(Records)
____________________

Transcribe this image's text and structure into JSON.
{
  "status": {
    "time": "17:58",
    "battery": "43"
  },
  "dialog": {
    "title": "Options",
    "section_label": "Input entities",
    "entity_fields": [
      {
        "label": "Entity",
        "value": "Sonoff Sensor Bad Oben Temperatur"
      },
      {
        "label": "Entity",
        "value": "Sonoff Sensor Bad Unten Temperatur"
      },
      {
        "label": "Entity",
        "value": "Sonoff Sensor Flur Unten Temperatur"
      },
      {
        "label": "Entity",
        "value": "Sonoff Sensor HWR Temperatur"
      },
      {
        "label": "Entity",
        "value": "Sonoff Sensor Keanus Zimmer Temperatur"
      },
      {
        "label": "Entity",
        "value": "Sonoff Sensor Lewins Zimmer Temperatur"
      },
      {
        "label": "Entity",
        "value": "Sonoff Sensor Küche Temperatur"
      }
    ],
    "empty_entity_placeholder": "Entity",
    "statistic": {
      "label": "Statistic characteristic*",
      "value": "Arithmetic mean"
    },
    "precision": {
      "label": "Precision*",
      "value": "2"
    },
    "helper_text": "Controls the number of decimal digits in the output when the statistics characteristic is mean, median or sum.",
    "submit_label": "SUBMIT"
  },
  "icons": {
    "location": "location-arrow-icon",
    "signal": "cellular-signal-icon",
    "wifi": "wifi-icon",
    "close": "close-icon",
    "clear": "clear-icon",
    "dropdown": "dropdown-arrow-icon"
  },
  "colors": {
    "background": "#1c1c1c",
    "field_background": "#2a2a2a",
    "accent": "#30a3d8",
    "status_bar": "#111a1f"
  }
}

____________________

Work instructions: Go through the entries above and copy every line containing "characteristic".

Response:
      "label": "Statistic characteristic*",
    "helper_text": "Controls the number of decimal digits in the output when the statistics characteristic is mean, median or sum.",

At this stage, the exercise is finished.